» Data extract

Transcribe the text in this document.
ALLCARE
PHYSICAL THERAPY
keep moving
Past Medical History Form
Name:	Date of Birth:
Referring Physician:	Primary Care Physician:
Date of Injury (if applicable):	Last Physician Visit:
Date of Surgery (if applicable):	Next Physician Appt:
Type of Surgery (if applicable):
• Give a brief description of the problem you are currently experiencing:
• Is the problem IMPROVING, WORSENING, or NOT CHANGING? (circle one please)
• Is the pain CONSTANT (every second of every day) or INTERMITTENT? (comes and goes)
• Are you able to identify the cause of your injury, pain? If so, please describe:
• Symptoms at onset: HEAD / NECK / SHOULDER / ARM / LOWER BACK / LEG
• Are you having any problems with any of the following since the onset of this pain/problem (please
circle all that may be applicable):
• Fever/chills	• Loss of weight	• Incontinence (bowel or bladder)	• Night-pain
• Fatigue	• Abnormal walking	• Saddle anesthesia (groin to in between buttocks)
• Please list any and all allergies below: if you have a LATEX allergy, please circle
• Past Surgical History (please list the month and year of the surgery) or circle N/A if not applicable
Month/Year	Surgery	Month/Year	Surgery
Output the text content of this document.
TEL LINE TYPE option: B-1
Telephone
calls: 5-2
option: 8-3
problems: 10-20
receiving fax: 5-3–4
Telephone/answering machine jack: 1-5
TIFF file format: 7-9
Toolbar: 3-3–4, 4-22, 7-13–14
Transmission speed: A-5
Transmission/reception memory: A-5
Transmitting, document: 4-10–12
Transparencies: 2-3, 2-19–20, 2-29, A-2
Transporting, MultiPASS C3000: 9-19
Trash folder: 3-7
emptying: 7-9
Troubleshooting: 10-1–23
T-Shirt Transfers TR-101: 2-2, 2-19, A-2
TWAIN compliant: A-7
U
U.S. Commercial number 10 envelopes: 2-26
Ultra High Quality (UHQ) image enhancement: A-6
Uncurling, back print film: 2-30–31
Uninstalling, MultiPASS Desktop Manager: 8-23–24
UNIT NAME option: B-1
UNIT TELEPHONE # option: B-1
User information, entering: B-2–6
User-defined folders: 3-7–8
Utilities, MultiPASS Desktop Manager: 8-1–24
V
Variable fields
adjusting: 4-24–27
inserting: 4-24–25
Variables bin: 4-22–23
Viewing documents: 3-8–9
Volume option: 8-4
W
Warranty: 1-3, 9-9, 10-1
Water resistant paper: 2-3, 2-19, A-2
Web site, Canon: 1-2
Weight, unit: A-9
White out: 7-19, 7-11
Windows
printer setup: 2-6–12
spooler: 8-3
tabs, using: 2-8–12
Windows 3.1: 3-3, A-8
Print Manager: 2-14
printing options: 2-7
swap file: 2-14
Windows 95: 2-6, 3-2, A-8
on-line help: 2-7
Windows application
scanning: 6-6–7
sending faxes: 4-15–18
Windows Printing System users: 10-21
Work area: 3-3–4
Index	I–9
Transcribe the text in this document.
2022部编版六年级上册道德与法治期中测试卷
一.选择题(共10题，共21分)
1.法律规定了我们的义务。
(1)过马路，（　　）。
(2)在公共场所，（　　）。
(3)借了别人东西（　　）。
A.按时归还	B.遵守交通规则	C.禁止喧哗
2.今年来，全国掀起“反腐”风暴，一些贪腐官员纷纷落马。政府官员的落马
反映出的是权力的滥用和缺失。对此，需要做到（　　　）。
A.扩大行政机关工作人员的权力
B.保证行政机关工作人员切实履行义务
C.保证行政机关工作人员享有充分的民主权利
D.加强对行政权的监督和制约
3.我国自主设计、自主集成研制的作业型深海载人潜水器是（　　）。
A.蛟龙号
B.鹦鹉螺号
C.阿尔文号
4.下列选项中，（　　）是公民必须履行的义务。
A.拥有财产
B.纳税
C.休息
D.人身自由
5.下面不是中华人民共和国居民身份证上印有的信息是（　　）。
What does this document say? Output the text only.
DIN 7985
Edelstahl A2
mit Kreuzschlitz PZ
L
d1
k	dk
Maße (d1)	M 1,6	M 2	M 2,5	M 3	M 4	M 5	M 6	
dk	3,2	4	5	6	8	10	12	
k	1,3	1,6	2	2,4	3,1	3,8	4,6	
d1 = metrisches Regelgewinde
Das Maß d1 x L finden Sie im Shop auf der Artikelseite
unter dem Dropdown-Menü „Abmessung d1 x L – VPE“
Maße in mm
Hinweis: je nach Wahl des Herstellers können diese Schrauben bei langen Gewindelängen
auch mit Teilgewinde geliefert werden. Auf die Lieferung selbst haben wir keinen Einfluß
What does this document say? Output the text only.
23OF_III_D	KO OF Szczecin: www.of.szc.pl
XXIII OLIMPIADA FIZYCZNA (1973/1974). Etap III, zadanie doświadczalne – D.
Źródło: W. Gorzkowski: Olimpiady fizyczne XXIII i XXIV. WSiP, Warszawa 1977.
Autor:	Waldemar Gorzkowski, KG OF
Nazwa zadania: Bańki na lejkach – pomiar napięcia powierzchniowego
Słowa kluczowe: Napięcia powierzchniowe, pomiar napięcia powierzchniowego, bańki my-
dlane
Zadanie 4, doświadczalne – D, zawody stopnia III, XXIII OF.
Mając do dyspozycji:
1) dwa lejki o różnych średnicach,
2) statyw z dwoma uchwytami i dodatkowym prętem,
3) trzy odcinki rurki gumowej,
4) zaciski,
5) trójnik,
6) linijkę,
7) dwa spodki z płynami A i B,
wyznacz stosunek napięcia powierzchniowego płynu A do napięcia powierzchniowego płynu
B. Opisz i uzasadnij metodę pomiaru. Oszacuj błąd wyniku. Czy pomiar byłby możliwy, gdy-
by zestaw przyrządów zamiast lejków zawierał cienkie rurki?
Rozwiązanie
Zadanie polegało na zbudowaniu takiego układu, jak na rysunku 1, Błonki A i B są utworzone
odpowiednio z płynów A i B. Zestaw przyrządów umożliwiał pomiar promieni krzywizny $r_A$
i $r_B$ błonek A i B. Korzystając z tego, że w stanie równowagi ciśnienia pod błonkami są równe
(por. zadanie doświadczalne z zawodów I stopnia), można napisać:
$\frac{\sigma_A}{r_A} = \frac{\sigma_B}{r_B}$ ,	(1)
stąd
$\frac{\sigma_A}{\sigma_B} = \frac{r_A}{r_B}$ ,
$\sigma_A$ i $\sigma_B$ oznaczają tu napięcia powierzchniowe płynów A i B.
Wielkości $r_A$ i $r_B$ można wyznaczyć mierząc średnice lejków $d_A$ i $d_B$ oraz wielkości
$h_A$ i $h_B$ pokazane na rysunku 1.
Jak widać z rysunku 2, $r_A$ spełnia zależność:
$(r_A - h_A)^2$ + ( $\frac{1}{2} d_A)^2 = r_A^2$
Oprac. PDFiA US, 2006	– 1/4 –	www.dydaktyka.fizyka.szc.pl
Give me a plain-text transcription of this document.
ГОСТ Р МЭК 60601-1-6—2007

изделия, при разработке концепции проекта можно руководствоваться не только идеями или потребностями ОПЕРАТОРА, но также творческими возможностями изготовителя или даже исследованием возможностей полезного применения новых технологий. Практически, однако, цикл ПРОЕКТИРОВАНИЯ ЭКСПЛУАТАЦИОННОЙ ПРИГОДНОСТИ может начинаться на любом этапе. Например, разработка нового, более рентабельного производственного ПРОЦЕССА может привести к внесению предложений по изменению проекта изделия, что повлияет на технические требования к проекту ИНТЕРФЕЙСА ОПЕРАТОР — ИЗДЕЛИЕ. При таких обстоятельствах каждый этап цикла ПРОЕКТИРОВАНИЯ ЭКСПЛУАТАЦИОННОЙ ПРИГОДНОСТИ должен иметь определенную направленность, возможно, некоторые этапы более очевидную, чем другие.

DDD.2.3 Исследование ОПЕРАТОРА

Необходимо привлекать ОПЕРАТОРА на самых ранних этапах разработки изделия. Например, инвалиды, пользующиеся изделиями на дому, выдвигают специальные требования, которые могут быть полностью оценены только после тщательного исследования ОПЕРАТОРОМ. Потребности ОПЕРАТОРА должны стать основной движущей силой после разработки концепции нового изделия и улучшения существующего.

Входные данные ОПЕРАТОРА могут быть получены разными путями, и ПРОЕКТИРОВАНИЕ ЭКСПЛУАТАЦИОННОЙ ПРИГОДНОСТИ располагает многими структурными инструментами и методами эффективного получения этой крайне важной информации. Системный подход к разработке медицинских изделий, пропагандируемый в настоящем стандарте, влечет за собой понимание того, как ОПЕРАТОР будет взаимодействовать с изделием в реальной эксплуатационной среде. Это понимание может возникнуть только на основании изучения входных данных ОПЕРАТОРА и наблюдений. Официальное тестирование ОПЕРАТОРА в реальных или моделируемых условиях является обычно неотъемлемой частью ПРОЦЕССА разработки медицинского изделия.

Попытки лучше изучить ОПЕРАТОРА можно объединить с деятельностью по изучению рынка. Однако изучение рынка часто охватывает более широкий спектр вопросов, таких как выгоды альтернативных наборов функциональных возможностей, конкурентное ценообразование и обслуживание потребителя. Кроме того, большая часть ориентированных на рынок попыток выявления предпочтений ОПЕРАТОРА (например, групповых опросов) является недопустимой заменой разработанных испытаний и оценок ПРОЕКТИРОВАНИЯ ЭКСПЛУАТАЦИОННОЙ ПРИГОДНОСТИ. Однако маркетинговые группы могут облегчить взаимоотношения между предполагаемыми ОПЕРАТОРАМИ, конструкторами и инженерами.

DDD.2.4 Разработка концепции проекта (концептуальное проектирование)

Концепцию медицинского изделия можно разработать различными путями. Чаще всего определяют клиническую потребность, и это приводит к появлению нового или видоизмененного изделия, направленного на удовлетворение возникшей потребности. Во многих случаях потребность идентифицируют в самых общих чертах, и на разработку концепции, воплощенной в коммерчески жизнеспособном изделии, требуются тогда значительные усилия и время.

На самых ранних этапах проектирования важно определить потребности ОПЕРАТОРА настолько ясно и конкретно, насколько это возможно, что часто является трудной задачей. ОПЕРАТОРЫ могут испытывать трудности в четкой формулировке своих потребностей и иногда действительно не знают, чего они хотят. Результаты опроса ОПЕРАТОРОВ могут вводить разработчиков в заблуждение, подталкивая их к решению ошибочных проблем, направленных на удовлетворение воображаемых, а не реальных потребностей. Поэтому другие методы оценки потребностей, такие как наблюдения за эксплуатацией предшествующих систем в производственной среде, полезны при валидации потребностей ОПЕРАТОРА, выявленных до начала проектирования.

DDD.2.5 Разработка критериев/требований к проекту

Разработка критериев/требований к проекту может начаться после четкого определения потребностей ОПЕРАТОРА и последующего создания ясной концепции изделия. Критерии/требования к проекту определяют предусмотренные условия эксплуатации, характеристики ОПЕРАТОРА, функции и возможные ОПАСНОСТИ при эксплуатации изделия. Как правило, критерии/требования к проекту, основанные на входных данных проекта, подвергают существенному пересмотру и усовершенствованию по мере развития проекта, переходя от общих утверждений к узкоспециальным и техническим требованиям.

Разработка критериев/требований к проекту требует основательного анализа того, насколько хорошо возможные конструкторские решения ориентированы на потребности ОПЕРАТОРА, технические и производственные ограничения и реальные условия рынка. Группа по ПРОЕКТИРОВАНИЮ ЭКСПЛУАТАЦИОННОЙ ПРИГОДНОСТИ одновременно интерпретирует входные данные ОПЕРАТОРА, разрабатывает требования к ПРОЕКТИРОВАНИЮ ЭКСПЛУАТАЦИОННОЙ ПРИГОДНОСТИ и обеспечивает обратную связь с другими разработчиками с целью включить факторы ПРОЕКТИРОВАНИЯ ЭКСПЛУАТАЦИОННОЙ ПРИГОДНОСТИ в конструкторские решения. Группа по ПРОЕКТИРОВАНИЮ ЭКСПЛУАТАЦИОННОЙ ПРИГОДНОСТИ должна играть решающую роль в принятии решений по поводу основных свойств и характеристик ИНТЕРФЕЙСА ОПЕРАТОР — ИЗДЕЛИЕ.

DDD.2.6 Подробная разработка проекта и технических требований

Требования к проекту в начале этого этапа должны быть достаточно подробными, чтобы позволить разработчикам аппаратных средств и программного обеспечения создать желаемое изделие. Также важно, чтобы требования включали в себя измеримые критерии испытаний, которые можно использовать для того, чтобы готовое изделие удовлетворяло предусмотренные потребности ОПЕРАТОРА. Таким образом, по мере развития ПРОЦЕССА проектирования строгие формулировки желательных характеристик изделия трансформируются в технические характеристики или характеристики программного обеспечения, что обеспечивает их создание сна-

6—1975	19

» Aim
Extract every line of the records above that contains the word "Gorzkowski".

» Solution to this exercise
Źródło: W. Gorzkowski: Olimpiady fizyczne XXIII i XXIV. WSiP, Warszawa 1977.
Autor:	Waldemar Gorzkowski, KG OF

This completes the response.